## Document segment
Chicago mortgage lenders have reservations about Obama plan

As President Barack Obama unveiled plans to tackle the nation’s mortgage crisis, Chicagoans in the home-lending business gave mixed reviews on whether the effort will do enough.

Under the plan, lenders and borrowers will both receive financial incentives for modification and prompt payment of mortgage loans. Government-controlled Fannie Mae and Freddy Mac will also get funding and would loosen regulations for refinancing.

Full eligibility details of the plan are slated to be released March 4. Government officials recommend that borrowers contact their lenders or servicers at that time.

Incentives for lenders and borrowers will come from the creation of a $75 billion Homeownership Stability Initiative, according to a statement released by the U.S. Treasury. This aspect of the plan is aimed at homeowners who are current but struggling to meet payments, bringing their monthly payments down.

Under the stability initiative lenders receive $1,000 for each eligible modification in addition to a monthly payment every month that a borrower stays current, up to $1,000 a year for three years.

If a loan is deemed to be at risk, a mortgage servicer gets $500 for each modification it makes before the borrower falls behind.  For the lender, that early outreach incentive is $1,500.

According to the Treasury, loan modifications are more successful if they occur before a payment is missed.

Art Hilliard, a Chicago mortgage banker and vice president of the Illinois Mortgage Bankers Association, noted that problems with mortgages are complicated and can’t “be fixed in one fell swoop,” but anything to bring down a borrower's monthly payment is a step in the right direction.

## Task instructions
1 – Sum up the mortgage plan article in two sentences.
2 – Retype the mortgage plan article from "If a loan is" to "payment is missed.", keeping every word and mark the same.
The listing after the mortgage plan article is separate material and is not part of the article.

## Dataset content
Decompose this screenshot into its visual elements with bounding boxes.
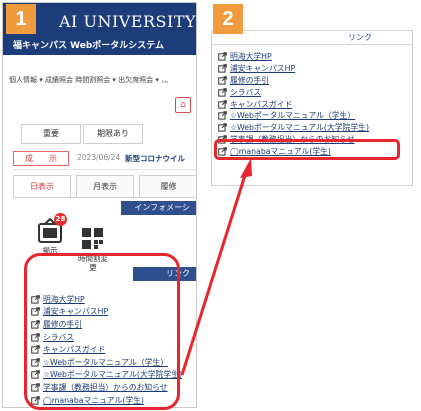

## Task-by-task outputs
1 – As President Barack Obama unveiled a plan to tackle the mortgage crisis, Chicago home lenders gave mixed reviews on whether it will do enough. The plan's $75 billion Homeownership Stability Initiative gives incentives to lenders and borrowers to lower monthly payments for struggling homeowners who are current, and a vice president of the Illinois Mortgage Bankers Association said mortgage problems can't be fixed in one fell swoop but lowering a borrower's monthly payment is a step in the right direction.

2 –
If a loan is deemed to be at risk, a mortgage servicer gets $500 for each modification it makes before the borrower falls behind.  For the lender, that early outreach incentive is $1,500.

According to the Treasury, loan modifications are more successful if they occur before a payment is missed.